Records from a data collection
* * * *

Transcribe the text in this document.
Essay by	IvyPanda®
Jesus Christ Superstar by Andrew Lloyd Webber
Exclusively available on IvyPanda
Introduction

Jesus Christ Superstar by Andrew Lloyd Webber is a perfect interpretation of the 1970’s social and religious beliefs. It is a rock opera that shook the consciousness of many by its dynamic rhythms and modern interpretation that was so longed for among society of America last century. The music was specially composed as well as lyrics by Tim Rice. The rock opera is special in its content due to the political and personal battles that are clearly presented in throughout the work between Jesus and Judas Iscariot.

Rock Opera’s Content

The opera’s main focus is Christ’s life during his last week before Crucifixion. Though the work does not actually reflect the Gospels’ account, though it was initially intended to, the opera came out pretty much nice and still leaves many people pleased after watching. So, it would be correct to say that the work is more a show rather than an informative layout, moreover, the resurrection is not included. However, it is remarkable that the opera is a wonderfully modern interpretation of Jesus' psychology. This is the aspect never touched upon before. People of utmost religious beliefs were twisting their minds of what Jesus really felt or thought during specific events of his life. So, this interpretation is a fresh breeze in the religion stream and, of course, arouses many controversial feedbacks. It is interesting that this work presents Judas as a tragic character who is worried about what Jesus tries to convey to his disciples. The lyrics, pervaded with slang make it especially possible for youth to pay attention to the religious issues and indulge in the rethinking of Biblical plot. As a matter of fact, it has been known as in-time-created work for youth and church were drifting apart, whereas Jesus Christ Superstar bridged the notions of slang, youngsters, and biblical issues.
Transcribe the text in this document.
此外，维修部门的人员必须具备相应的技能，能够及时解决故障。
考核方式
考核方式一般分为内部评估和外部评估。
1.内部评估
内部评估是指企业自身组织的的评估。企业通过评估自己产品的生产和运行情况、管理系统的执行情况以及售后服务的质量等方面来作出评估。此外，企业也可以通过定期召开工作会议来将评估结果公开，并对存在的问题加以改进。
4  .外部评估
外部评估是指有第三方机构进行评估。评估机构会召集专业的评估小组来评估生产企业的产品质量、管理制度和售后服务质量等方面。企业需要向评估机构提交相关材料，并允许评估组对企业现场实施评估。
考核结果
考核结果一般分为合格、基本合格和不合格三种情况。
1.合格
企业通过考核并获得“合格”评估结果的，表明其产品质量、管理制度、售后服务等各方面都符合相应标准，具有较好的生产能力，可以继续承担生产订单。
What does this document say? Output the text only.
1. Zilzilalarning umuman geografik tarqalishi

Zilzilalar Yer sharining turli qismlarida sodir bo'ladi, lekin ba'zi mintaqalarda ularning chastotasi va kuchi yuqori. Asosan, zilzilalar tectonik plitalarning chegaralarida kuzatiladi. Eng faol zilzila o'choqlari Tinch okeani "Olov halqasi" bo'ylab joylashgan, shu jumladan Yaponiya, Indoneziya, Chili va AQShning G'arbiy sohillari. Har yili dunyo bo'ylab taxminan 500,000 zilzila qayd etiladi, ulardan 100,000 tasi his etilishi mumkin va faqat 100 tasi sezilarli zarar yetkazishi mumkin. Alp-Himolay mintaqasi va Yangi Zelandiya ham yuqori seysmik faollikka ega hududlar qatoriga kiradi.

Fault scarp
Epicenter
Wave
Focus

* * * *

Challenge ▸ Write out the listing once more, matching it exactly.

Exercise result ▸
Transcribe the text in this document.
Essay by	IvyPanda®
Jesus Christ Superstar by Andrew Lloyd Webber
Exclusively available on IvyPanda
Introduction

Jesus Christ Superstar by Andrew Lloyd Webber is a perfect interpretation of the 1970’s social and religious beliefs. It is a rock opera that shook the consciousness of many by its dynamic rhythms and modern interpretation that was so longed for among society of America last century. The music was specially composed as well as lyrics by Tim Rice. The rock opera is special in its content due to the political and personal battles that are clearly presented in throughout the work between Jesus and Judas Iscariot.

Rock Opera’s Content

The opera’s main focus is Christ’s life during his last week before Crucifixion. Though the work does not actually reflect the Gospels’ account, though it was initially intended to, the opera came out pretty much nice and still leaves many people pleased after watching. So, it would be correct to say that the work is more a show rather than an informative layout, moreover, the resurrection is not included. However, it is remarkable that the opera is a wonderfully modern interpretation of Jesus' psychology. This is the aspect never touched upon before. People of utmost religious beliefs were twisting their minds of what Jesus really felt or thought during specific events of his life. So, this interpretation is a fresh breeze in the religion stream and, of course, arouses many controversial feedbacks. It is interesting that this work presents Judas as a tragic character who is worried about what Jesus tries to convey to his disciples. The lyrics, pervaded with slang make it especially possible for youth to pay attention to the religious issues and indulge in the rethinking of Biblical plot. As a matter of fact, it has been known as in-time-created work for youth and church were drifting apart, whereas Jesus Christ Superstar bridged the notions of slang, youngsters, and biblical issues.
Transcribe the text in this document.
此外，维修部门的人员必须具备相应的技能，能够及时解决故障。
考核方式
考核方式一般分为内部评估和外部评估。
1.内部评估
内部评估是指企业自身组织的的评估。企业通过评估自己产品的生产和运行情况、管理系统的执行情况以及售后服务的质量等方面来作出评估。此外，企业也可以通过定期召开工作会议来将评估结果公开，并对存在的问题加以改进。
4  .外部评估
外部评估是指有第三方机构进行评估。评估机构会召集专业的评估小组来评估生产企业的产品质量、管理制度和售后服务质量等方面。企业需要向评估机构提交相关材料，并允许评估组对企业现场实施评估。
考核结果
考核结果一般分为合格、基本合格和不合格三种情况。
1.合格
企业通过考核并获得“合格”评估结果的，表明其产品质量、管理制度、售后服务等各方面都符合相应标准，具有较好的生产能力，可以继续承担生产订单。
What does this document say? Output the text only.
1. Zilzilalarning umuman geografik tarqalishi

Zilzilalar Yer sharining turli qismlarida sodir bo'ladi, lekin ba'zi mintaqalarda ularning chastotasi va kuchi yuqori. Asosan, zilzilalar tectonik plitalarning chegaralarida kuzatiladi. Eng faol zilzila o'choqlari Tinch okeani "Olov halqasi" bo'ylab joylashgan, shu jumladan Yaponiya, Indoneziya, Chili va AQShning G'arbiy sohillari. Har yili dunyo bo'ylab taxminan 500,000 zilzila qayd etiladi, ulardan 100,000 tasi his etilishi mumkin va faqat 100 tasi sezilarli zarar yetkazishi mumkin. Alp-Himolay mintaqasi va Yangi Zelandiya ham yuqori seysmik faollikka ega hududlar qatoriga kiradi.

Fault scarp
Epicenter
Wave
Focus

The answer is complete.